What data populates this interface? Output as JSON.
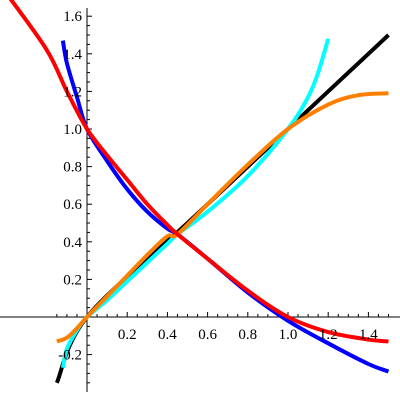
{
  "chart_data": {
    "type": "line",
    "title": "",
    "xlabel": "",
    "ylabel": "",
    "xlim": [
      -0.15,
      1.5
    ],
    "ylim": [
      -0.35,
      1.65
    ],
    "grid": false,
    "legend": "none",
    "x_ticks": [
      {
        "value": 0.2,
        "label": "0.2"
      },
      {
        "value": 0.4,
        "label": "0.4"
      },
      {
        "value": 0.6,
        "label": "0.6"
      },
      {
        "value": 0.8,
        "label": "0.8"
      },
      {
        "value": 1.0,
        "label": "1.0"
      },
      {
        "value": 1.2,
        "label": "1.2"
      },
      {
        "value": 1.4,
        "label": "1.4"
      }
    ],
    "y_ticks": [
      {
        "value": -0.2,
        "label": "-0.2"
      },
      {
        "value": 0.2,
        "label": "0.2"
      },
      {
        "value": 0.4,
        "label": "0.4"
      },
      {
        "value": 0.6,
        "label": "0.6"
      },
      {
        "value": 0.8,
        "label": "0.8"
      },
      {
        "value": 1.0,
        "label": "1.0"
      },
      {
        "value": 1.2,
        "label": "1.2"
      },
      {
        "value": 1.4,
        "label": "1.4"
      },
      {
        "value": 1.6,
        "label": "1.6"
      }
    ],
    "series": [
      {
        "color": "#000000",
        "x": [
          -0.15,
          0.0,
          0.5,
          1.0,
          1.5
        ],
        "y": [
          -0.35,
          0.0,
          0.5,
          1.0,
          1.5
        ]
      },
      {
        "color": "#0000ff",
        "x": [
          -0.12,
          -0.1,
          -0.05,
          0.0,
          0.1,
          0.2,
          0.3,
          0.4,
          0.45,
          0.6,
          0.8,
          1.0,
          1.2,
          1.4,
          1.5
        ],
        "y": [
          1.47,
          1.35,
          1.17,
          1.0,
          0.83,
          0.68,
          0.56,
          0.47,
          0.44,
          0.31,
          0.13,
          -0.02,
          -0.14,
          -0.25,
          -0.29
        ]
      },
      {
        "color": "#ff0000",
        "x": [
          -0.4,
          -0.2,
          -0.1,
          0.0,
          0.1,
          0.2,
          0.3,
          0.4,
          0.45,
          0.6,
          0.8,
          1.0,
          1.2,
          1.4,
          1.5
        ],
        "y": [
          1.72,
          1.42,
          1.2,
          1.0,
          0.86,
          0.73,
          0.6,
          0.49,
          0.44,
          0.31,
          0.14,
          0.0,
          -0.08,
          -0.12,
          -0.13
        ]
      },
      {
        "color": "#00ffff",
        "x": [
          -0.12,
          -0.1,
          -0.05,
          0.0,
          0.1,
          0.2,
          0.3,
          0.4,
          0.45,
          0.6,
          0.8,
          1.0,
          1.1,
          1.15,
          1.2
        ],
        "y": [
          -0.27,
          -0.17,
          -0.07,
          0.0,
          0.09,
          0.19,
          0.29,
          0.39,
          0.44,
          0.56,
          0.75,
          1.0,
          1.17,
          1.3,
          1.48
        ]
      },
      {
        "color": "#ff8000",
        "x": [
          -0.15,
          -0.1,
          -0.05,
          0.0,
          0.1,
          0.2,
          0.3,
          0.4,
          0.45,
          0.6,
          0.8,
          1.0,
          1.2,
          1.35,
          1.5
        ],
        "y": [
          -0.13,
          -0.11,
          -0.06,
          0.0,
          0.11,
          0.22,
          0.33,
          0.43,
          0.44,
          0.6,
          0.81,
          1.0,
          1.13,
          1.18,
          1.19
        ]
      }
    ]
  }
}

● ● ●

What is the number of lines in the records that contain "color"? Give that number only.

5